──────── RECORD EXTRACTS

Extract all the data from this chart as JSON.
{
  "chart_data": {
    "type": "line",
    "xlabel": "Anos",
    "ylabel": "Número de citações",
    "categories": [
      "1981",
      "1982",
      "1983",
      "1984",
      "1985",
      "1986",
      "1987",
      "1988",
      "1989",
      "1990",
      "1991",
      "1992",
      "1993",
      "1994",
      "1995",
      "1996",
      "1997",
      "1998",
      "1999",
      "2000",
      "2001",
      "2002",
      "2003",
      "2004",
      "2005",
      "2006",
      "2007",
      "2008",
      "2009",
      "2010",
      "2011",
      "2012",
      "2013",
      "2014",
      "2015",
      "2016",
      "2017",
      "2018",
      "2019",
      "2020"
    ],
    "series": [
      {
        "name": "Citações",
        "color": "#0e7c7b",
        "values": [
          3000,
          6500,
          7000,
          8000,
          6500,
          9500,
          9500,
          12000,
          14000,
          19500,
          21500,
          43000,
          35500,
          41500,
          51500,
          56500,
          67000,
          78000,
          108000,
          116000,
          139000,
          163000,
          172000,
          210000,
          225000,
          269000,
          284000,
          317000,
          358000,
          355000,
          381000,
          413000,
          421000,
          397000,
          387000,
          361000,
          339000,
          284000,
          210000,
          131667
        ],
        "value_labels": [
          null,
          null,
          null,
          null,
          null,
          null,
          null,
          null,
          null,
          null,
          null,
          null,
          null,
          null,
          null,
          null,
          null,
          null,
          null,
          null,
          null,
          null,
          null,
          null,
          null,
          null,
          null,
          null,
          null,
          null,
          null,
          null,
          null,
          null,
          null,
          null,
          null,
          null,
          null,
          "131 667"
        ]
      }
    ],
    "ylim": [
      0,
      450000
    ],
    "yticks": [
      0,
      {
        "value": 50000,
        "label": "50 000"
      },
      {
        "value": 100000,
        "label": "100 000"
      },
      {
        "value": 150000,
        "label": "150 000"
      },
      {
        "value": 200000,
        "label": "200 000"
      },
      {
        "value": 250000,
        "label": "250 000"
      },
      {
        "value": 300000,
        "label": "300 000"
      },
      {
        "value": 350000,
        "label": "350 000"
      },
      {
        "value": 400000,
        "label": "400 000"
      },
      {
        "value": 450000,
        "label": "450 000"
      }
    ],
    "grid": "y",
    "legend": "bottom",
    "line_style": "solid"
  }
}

────────────────
──────── RECORD EXTRACTS

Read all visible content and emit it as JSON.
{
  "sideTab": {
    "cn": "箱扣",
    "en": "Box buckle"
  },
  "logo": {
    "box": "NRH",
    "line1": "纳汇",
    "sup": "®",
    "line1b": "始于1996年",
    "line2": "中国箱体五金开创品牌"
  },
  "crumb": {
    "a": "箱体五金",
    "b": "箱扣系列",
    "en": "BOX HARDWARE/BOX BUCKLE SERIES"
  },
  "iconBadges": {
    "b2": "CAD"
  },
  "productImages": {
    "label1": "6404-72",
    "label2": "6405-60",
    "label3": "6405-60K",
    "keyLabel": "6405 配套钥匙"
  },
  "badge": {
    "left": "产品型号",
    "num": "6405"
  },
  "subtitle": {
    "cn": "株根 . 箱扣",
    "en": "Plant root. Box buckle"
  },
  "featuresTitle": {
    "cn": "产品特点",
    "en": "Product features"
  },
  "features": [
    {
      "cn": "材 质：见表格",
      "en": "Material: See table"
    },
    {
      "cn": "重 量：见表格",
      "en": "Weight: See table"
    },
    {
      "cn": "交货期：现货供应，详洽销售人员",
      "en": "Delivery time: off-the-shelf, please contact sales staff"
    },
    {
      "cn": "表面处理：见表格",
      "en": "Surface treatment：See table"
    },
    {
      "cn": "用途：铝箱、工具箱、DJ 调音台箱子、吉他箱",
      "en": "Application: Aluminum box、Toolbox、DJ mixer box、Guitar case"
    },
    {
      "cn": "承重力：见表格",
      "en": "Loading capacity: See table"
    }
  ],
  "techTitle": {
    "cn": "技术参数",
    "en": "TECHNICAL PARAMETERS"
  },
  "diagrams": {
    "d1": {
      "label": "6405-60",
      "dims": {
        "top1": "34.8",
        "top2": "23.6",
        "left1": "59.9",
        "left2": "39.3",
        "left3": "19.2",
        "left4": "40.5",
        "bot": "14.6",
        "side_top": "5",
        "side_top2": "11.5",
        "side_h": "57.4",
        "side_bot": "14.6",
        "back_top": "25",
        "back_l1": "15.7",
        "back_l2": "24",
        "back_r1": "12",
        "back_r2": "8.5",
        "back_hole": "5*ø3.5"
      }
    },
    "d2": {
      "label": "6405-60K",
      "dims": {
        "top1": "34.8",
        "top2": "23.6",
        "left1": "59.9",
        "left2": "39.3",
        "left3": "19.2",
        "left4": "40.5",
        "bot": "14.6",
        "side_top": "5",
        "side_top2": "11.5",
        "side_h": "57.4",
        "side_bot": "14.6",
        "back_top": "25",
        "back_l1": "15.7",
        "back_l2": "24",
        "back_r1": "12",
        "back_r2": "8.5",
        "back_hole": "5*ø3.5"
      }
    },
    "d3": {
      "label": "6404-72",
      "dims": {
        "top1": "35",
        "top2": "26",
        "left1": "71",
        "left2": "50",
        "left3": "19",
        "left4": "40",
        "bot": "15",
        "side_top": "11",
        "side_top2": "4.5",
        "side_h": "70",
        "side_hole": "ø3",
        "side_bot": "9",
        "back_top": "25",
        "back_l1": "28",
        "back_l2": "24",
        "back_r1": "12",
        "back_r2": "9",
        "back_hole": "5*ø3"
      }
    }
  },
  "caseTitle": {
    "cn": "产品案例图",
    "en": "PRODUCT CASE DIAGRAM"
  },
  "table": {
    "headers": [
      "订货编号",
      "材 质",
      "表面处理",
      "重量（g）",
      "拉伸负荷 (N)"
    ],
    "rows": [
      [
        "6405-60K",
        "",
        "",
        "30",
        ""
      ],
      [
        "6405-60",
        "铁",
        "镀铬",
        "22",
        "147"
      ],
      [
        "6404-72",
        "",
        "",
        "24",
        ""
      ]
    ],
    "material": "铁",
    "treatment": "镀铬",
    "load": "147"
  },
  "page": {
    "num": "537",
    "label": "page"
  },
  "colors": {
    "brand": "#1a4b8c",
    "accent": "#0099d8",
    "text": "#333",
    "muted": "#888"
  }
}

────────────────

INSTRUCTION: Search the entries for the word "treatment", then gather every line that has it.

FINISHED ANSWER:
      "en": "Surface treatment：See table"
    "treatment": "镀铬",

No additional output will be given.